Entries from a dataset

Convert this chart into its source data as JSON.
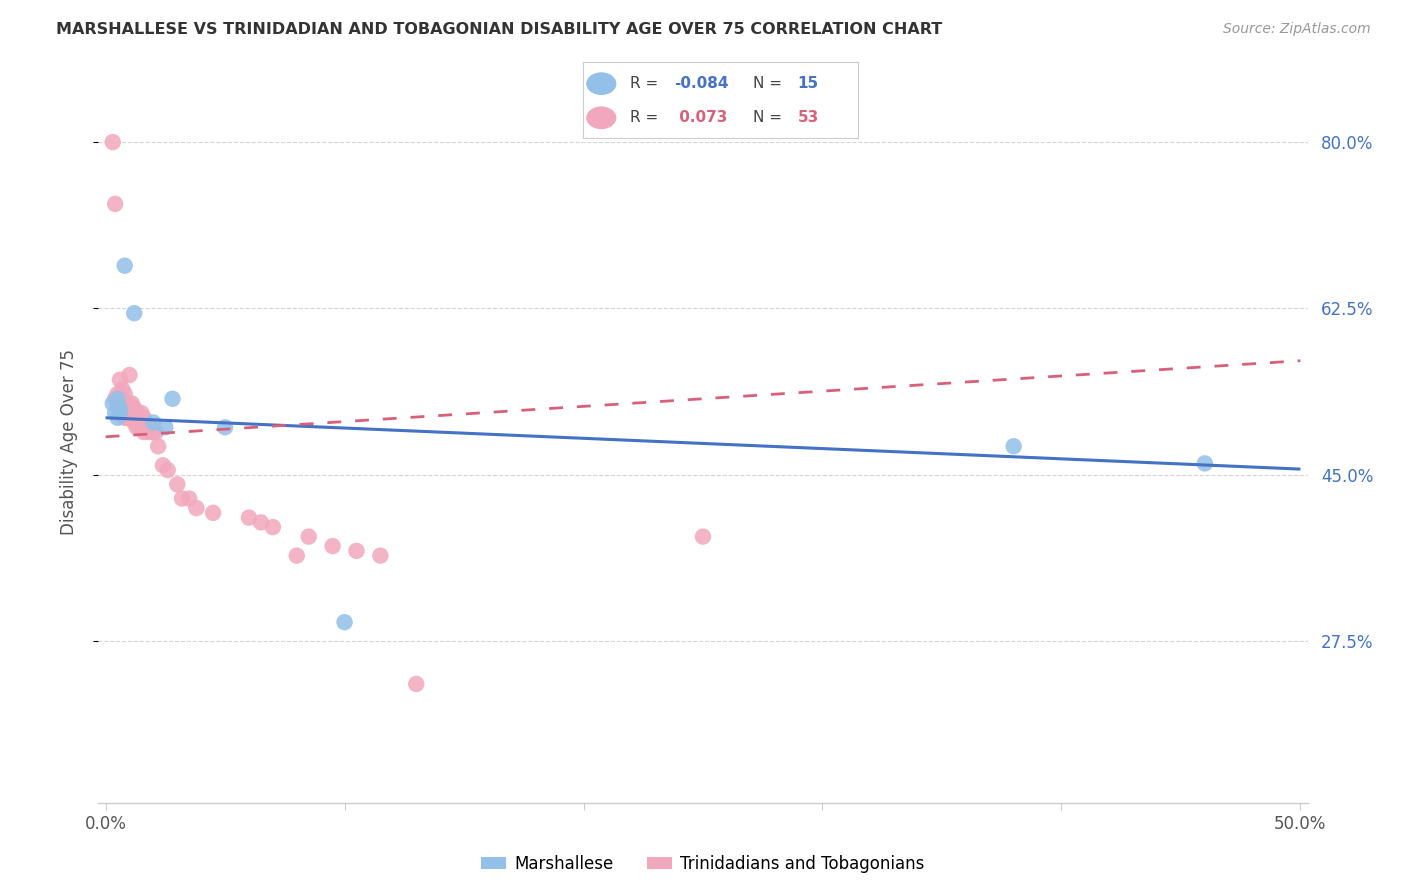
{
  "title": "MARSHALLESE VS TRINIDADIAN AND TOBAGONIAN DISABILITY AGE OVER 75 CORRELATION CHART",
  "source": "Source: ZipAtlas.com",
  "ylabel": "Disability Age Over 75",
  "ytick_labels": [
    "80.0%",
    "62.5%",
    "45.0%",
    "27.5%"
  ],
  "ytick_values": [
    0.8,
    0.625,
    0.45,
    0.275
  ],
  "xlim": [
    -0.003,
    0.503
  ],
  "ylim": [
    0.105,
    0.865
  ],
  "xtick_positions": [
    0.0,
    0.1,
    0.2,
    0.3,
    0.4,
    0.5
  ],
  "xtick_labels": [
    "0.0%",
    "",
    "",
    "",
    "",
    "50.0%"
  ],
  "legend_blue_r": "-0.084",
  "legend_blue_n": "15",
  "legend_pink_r": "0.073",
  "legend_pink_n": "53",
  "blue_scatter_color": "#92C0E8",
  "pink_scatter_color": "#F2A8BC",
  "blue_line_color": "#4472C4",
  "pink_line_color": "#D9607A",
  "grid_color": "#D5D5D5",
  "title_color": "#333333",
  "source_color": "#999999",
  "axis_label_color": "#555555",
  "right_ytick_color": "#4472C4",
  "background_color": "#FFFFFF",
  "marshallese_x": [
    0.003,
    0.004,
    0.005,
    0.005,
    0.006,
    0.006,
    0.008,
    0.012,
    0.02,
    0.025,
    0.028,
    0.05,
    0.1,
    0.38,
    0.46
  ],
  "marshallese_y": [
    0.525,
    0.515,
    0.53,
    0.51,
    0.52,
    0.515,
    0.67,
    0.62,
    0.505,
    0.5,
    0.53,
    0.5,
    0.295,
    0.48,
    0.462
  ],
  "trinidadian_x": [
    0.003,
    0.004,
    0.004,
    0.005,
    0.005,
    0.005,
    0.006,
    0.006,
    0.007,
    0.007,
    0.007,
    0.008,
    0.008,
    0.008,
    0.009,
    0.009,
    0.01,
    0.01,
    0.01,
    0.011,
    0.011,
    0.012,
    0.012,
    0.013,
    0.013,
    0.014,
    0.014,
    0.015,
    0.015,
    0.016,
    0.016,
    0.018,
    0.019,
    0.02,
    0.021,
    0.022,
    0.024,
    0.026,
    0.03,
    0.032,
    0.035,
    0.038,
    0.045,
    0.06,
    0.065,
    0.07,
    0.08,
    0.085,
    0.095,
    0.105,
    0.115,
    0.13,
    0.25
  ],
  "trinidadian_y": [
    0.8,
    0.735,
    0.53,
    0.535,
    0.53,
    0.525,
    0.55,
    0.53,
    0.54,
    0.53,
    0.52,
    0.535,
    0.525,
    0.51,
    0.52,
    0.51,
    0.555,
    0.525,
    0.51,
    0.525,
    0.51,
    0.52,
    0.505,
    0.515,
    0.5,
    0.51,
    0.5,
    0.515,
    0.5,
    0.51,
    0.495,
    0.495,
    0.5,
    0.495,
    0.495,
    0.48,
    0.46,
    0.455,
    0.44,
    0.425,
    0.425,
    0.415,
    0.41,
    0.405,
    0.4,
    0.395,
    0.365,
    0.385,
    0.375,
    0.37,
    0.365,
    0.23,
    0.385
  ]
}
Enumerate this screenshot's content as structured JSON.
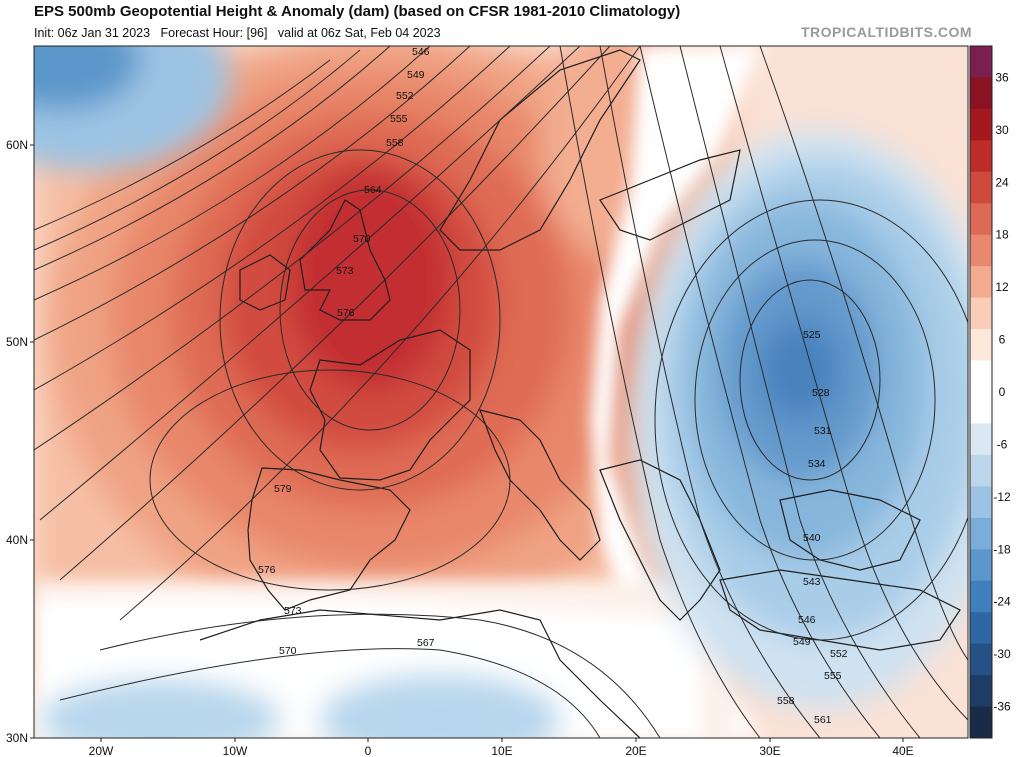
{
  "header": {
    "title": "EPS 500mb Geopotential Height & Anomaly (dam) (based on CFSR 1981-2010 Climatology)",
    "subtitle_init": "Init: 06z Jan 31 2023",
    "subtitle_hour": "Forecast Hour: [96]",
    "subtitle_valid": "valid at 06z Sat, Feb 04 2023",
    "brand": "TROPICALTIDBITS.COM"
  },
  "axes": {
    "lat_labels": [
      "60N",
      "50N",
      "40N",
      "30N"
    ],
    "lon_labels": [
      "20W",
      "10W",
      "0",
      "10E",
      "20E",
      "30E",
      "40E"
    ]
  },
  "colorbar": {
    "labels": [
      "36",
      "30",
      "24",
      "18",
      "12",
      "6",
      "0",
      "-6",
      "-12",
      "-18",
      "-24",
      "-30",
      "-36"
    ],
    "colors": [
      "#7a1f4f",
      "#8a1222",
      "#a3191f",
      "#be2c2a",
      "#cf4a3c",
      "#dd6a55",
      "#e8896f",
      "#f2ab90",
      "#f9cdb8",
      "#fde8dc",
      "#ffffff",
      "#ffffff",
      "#dbe8f4",
      "#bcd6ec",
      "#9cc3e3",
      "#7aaed8",
      "#5b97cb",
      "#3f7fbc",
      "#2e67a3",
      "#255186",
      "#1f3c66",
      "#1a2b47"
    ]
  },
  "contours": {
    "labels": [
      "546",
      "549",
      "552",
      "555",
      "558",
      "564",
      "570",
      "573",
      "576",
      "579",
      "576",
      "573",
      "570",
      "567",
      "525",
      "528",
      "531",
      "534",
      "540",
      "543",
      "546",
      "549",
      "552",
      "555",
      "558",
      "561"
    ]
  },
  "colors": {
    "land_border": "#222222",
    "contour": "#2a2a2a"
  }
}
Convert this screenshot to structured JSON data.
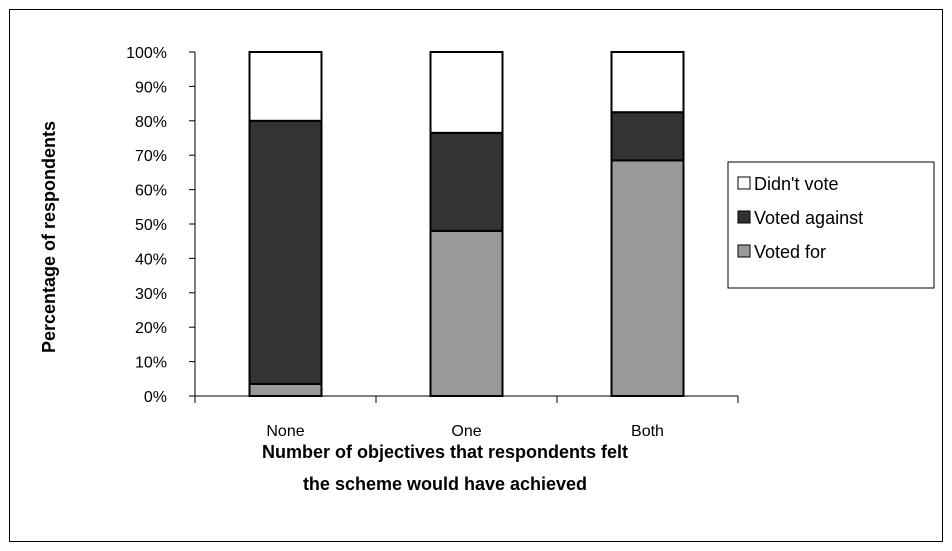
{
  "chart_data": {
    "type": "bar",
    "stacked": true,
    "categories": [
      "None",
      "One",
      "Both"
    ],
    "series": [
      {
        "name": "Voted for",
        "values": [
          3.5,
          48,
          68.5
        ],
        "color": "#999999"
      },
      {
        "name": "Voted against",
        "values": [
          76.5,
          28.5,
          14
        ],
        "color": "#333333"
      },
      {
        "name": "Didn't vote",
        "values": [
          20,
          23.5,
          17.5
        ],
        "color": "#ffffff"
      }
    ],
    "y_ticks": [
      "0%",
      "10%",
      "20%",
      "30%",
      "40%",
      "50%",
      "60%",
      "70%",
      "80%",
      "90%",
      "100%"
    ],
    "ylim": [
      0,
      100
    ],
    "ylabel": "Percentage of respondents",
    "xlabel_lines": [
      "Number of objectives that respondents felt",
      "the scheme would have achieved"
    ],
    "legend": {
      "position": "right",
      "entries": [
        "Didn't vote",
        "Voted against",
        "Voted for"
      ]
    },
    "grid": false
  }
}
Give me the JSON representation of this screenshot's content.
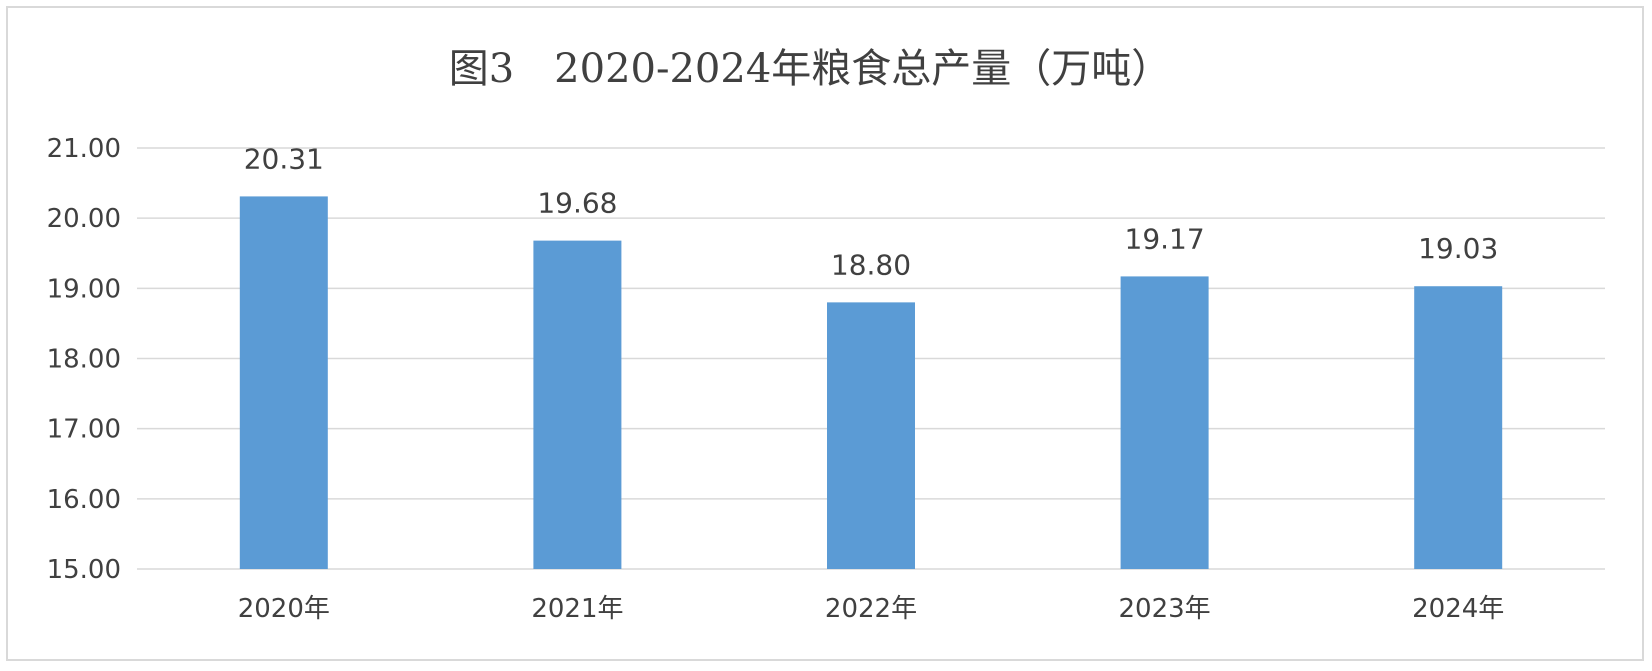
{
  "chart_data": {
    "type": "bar",
    "title": "图3　2020-2024年粮食总产量（万吨）",
    "categories": [
      "2020年",
      "2021年",
      "2022年",
      "2023年",
      "2024年"
    ],
    "values": [
      20.31,
      19.68,
      18.8,
      19.17,
      19.03
    ],
    "value_labels": [
      "20.31",
      "19.68",
      "18.80",
      "19.17",
      "19.03"
    ],
    "ylim": [
      15,
      21
    ],
    "yticks": [
      15,
      16,
      17,
      18,
      19,
      20,
      21
    ],
    "ytick_labels": [
      "15.00",
      "16.00",
      "17.00",
      "18.00",
      "19.00",
      "20.00",
      "21.00"
    ],
    "xlabel": "",
    "ylabel": "",
    "grid": true,
    "legend": "none",
    "bar_color": "#5b9bd5"
  }
}
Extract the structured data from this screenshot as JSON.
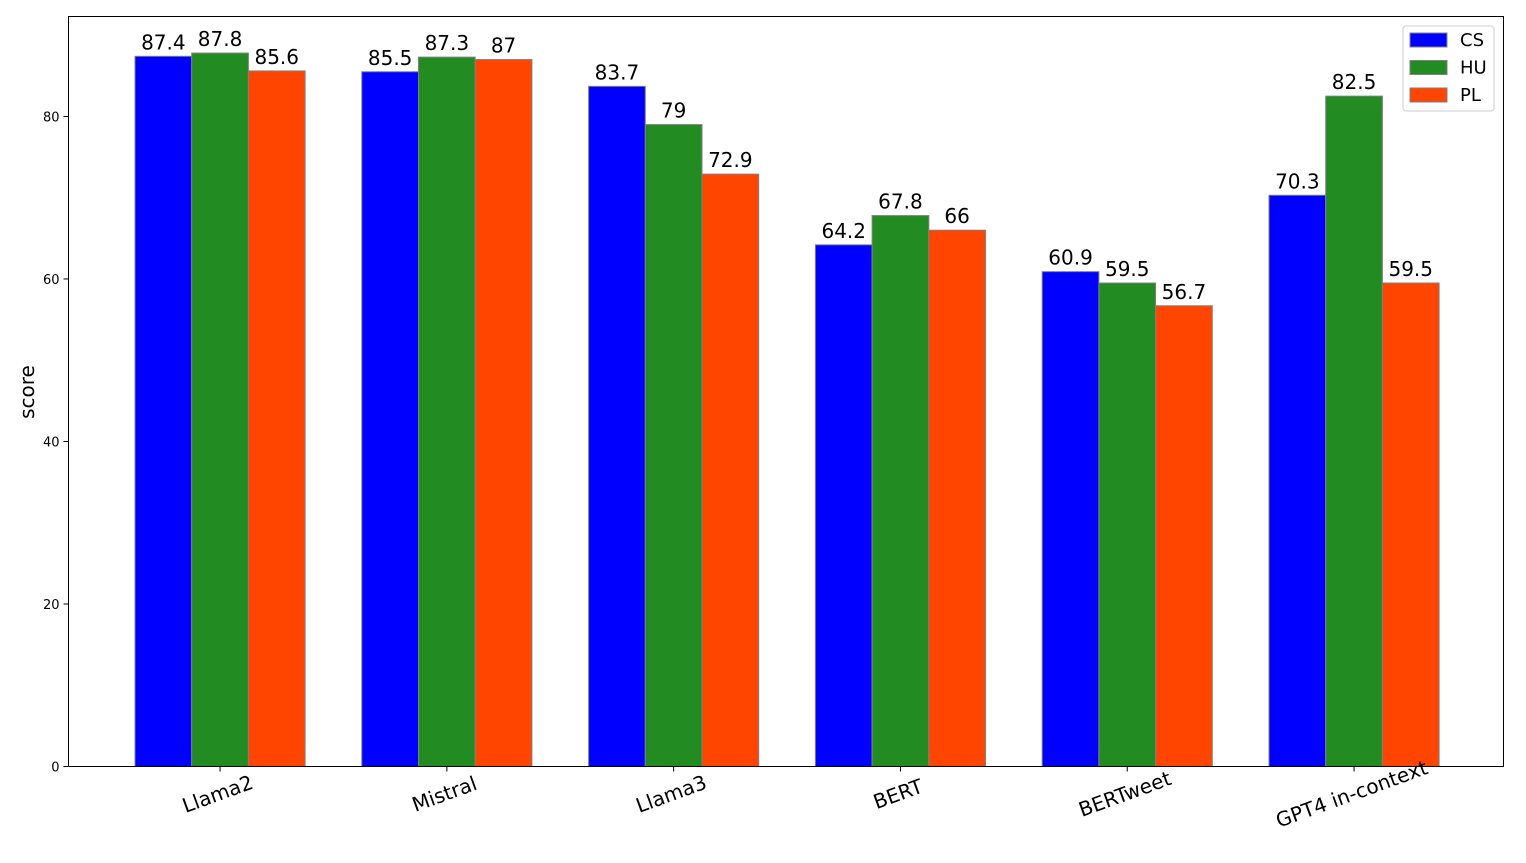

### TO BE DONE
Copy all lines above containing the string "screenshot".

### WRITTEN RESPONSE
Enumerate this screenshot's content as structured JSON.
Convert this screenshot to structured JSON data.
Give me the JSON representation of this screenshot's content.
Extract the structured data from this screenshot as JSON.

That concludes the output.